— Written instruction —
Transcribe the full listing exactly, and drop every picture.

— Data excerpts —

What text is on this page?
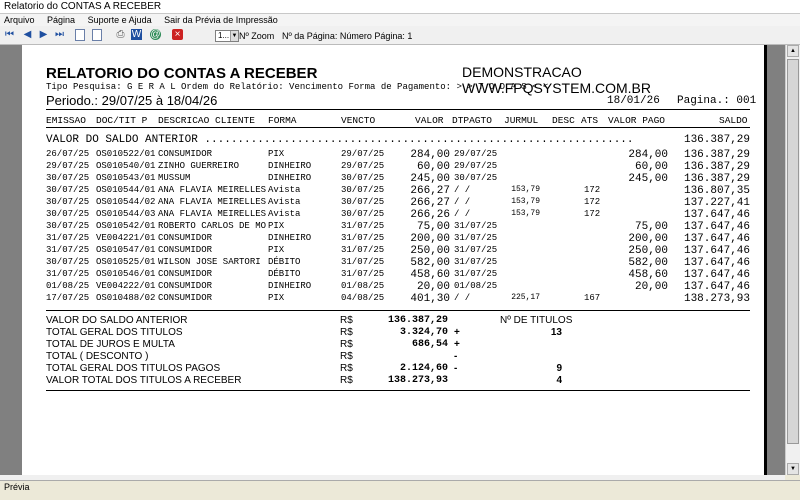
Relatorio do CONTAS A RECEBER
Arquivo Página Suporte e Ajuda Sair da Prévia de Impressão
⏮ ◀ ▶ ⏭	⎙ W @ ×	1... ▼ Nº Zoom Nº da Página: Número Página: 1
RELATORIO DO CONTAS A RECEBER	DEMONSTRACAO WWW.FPQSYSTEM.COM.BR
Tipo Pesquisa: G E R A L Ordem do Relatório: Vencimento Forma de Pagamento: > > T O D A S < <
Periodo.: 29/07/25 à 18/04/26	18/01/26 Pagina.: 001
EMISSAO DOC/TIT P DESCRICAO CLIENTE FORMA	VENCTO	VALOR DTPAGTO JURMUL DESC ATS VALOR PAGO	SALDO
VALOR DO SALDO ANTERIOR .................................................................	136.387,29
26/07/25 OS010522/01 CONSUMIDOR	PIX	29/07/25	284,00 29/07/25	284,00	136.387,29
29/07/25 OS010540/01 ZINHO GUERREIRO	DINHEIRO	29/07/25	60,00 29/07/25	60,00	136.387,29
30/07/25 OS010543/01 MUSSUM	DINHEIRO	30/07/25	245,00 30/07/25	245,00	136.387,29
30/07/25 OS010544/01 ANA FLAVIA MEIRELLES Avista	30/07/25	266,27 / /	153,79	172	136.807,35
30/07/25 OS010544/02 ANA FLAVIA MEIRELLES Avista	30/07/25	266,27 / /	153,79	172	137.227,41
30/07/25 OS010544/03 ANA FLAVIA MEIRELLES Avista	30/07/25	266,26 / /	153,79	172	137.647,46
30/07/25 OS010542/01 ROBERTO CARLOS DE MO PIX	31/07/25	75,00 31/07/25	75,00	137.647,46
31/07/25 VE004221/01 CONSUMIDOR	DINHEIRO	31/07/25	200,00 31/07/25	200,00	137.647,46
31/07/25 OS010547/01 CONSUMIDOR	PIX	31/07/25	250,00 31/07/25	250,00	137.647,46
30/07/25 OS010525/01 WILSON JOSE SARTORI DÉBITO	31/07/25	582,00 31/07/25	582,00	137.647,46
31/07/25 OS010546/01 CONSUMIDOR	DÉBITO	31/07/25	458,60 31/07/25	458,60	137.647,46
01/08/25 VE004222/01 CONSUMIDOR	DINHEIRO	01/08/25	20,00 01/08/25	20,00	137.647,46
17/07/25 OS010488/02 CONSUMIDOR	PIX	04/08/25	401,30 / /	225,17	167	138.273,93
VALOR DO SALDO ANTERIOR	R$	136.387,29	Nº DE TITULOS
TOTAL GERAL DOS TITULOS	R$	3.324,70 +	13
TOTAL DE JUROS E MULTA	R$	686,54 +
TOTAL ( DESCONTO )	R$	-
TOTAL GERAL DOS TITULOS PAGOS	R$	2.124,60 -	9
VALOR TOTAL DOS TITULOS A RECEBER	R$	138.273,93	4
▲
▼
Prévia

— The answer —
What text is on this page?
Relatorio do CONTAS A RECEBER
Arquivo Página Suporte e Ajuda Sair da Prévia de Impressão
⏮ ◀ ▶ ⏭	⎙ W @ ×	1... ▼ Nº Zoom Nº da Página: Número Página: 1
RELATORIO DO CONTAS A RECEBER	DEMONSTRACAO WWW.FPQSYSTEM.COM.BR
Tipo Pesquisa: G E R A L Ordem do Relatório: Vencimento Forma de Pagamento: > > T O D A S < <
Periodo.: 29/07/25 à 18/04/26	18/01/26 Pagina.: 001
EMISSAO DOC/TIT P DESCRICAO CLIENTE FORMA	VENCTO	VALOR DTPAGTO JURMUL DESC ATS VALOR PAGO	SALDO
VALOR DO SALDO ANTERIOR .................................................................	136.387,29
26/07/25 OS010522/01 CONSUMIDOR	PIX	29/07/25	284,00 29/07/25	284,00	136.387,29
29/07/25 OS010540/01 ZINHO GUERREIRO	DINHEIRO	29/07/25	60,00 29/07/25	60,00	136.387,29
30/07/25 OS010543/01 MUSSUM	DINHEIRO	30/07/25	245,00 30/07/25	245,00	136.387,29
30/07/25 OS010544/01 ANA FLAVIA MEIRELLES Avista	30/07/25	266,27 / /	153,79	172	136.807,35
30/07/25 OS010544/02 ANA FLAVIA MEIRELLES Avista	30/07/25	266,27 / /	153,79	172	137.227,41
30/07/25 OS010544/03 ANA FLAVIA MEIRELLES Avista	30/07/25	266,26 / /	153,79	172	137.647,46
30/07/25 OS010542/01 ROBERTO CARLOS DE MO PIX	31/07/25	75,00 31/07/25	75,00	137.647,46
31/07/25 VE004221/01 CONSUMIDOR	DINHEIRO	31/07/25	200,00 31/07/25	200,00	137.647,46
31/07/25 OS010547/01 CONSUMIDOR	PIX	31/07/25	250,00 31/07/25	250,00	137.647,46
30/07/25 OS010525/01 WILSON JOSE SARTORI DÉBITO	31/07/25	582,00 31/07/25	582,00	137.647,46
31/07/25 OS010546/01 CONSUMIDOR	DÉBITO	31/07/25	458,60 31/07/25	458,60	137.647,46
01/08/25 VE004222/01 CONSUMIDOR	DINHEIRO	01/08/25	20,00 01/08/25	20,00	137.647,46
17/07/25 OS010488/02 CONSUMIDOR	PIX	04/08/25	401,30 / /	225,17	167	138.273,93
VALOR DO SALDO ANTERIOR	R$	136.387,29	Nº DE TITULOS
TOTAL GERAL DOS TITULOS	R$	3.324,70 +	13
TOTAL DE JUROS E MULTA	R$	686,54 +
TOTAL ( DESCONTO )	R$	-
TOTAL GERAL DOS TITULOS PAGOS	R$	2.124,60 -	9
VALOR TOTAL DOS TITULOS A RECEBER	R$	138.273,93	4
▲
▼
Prévia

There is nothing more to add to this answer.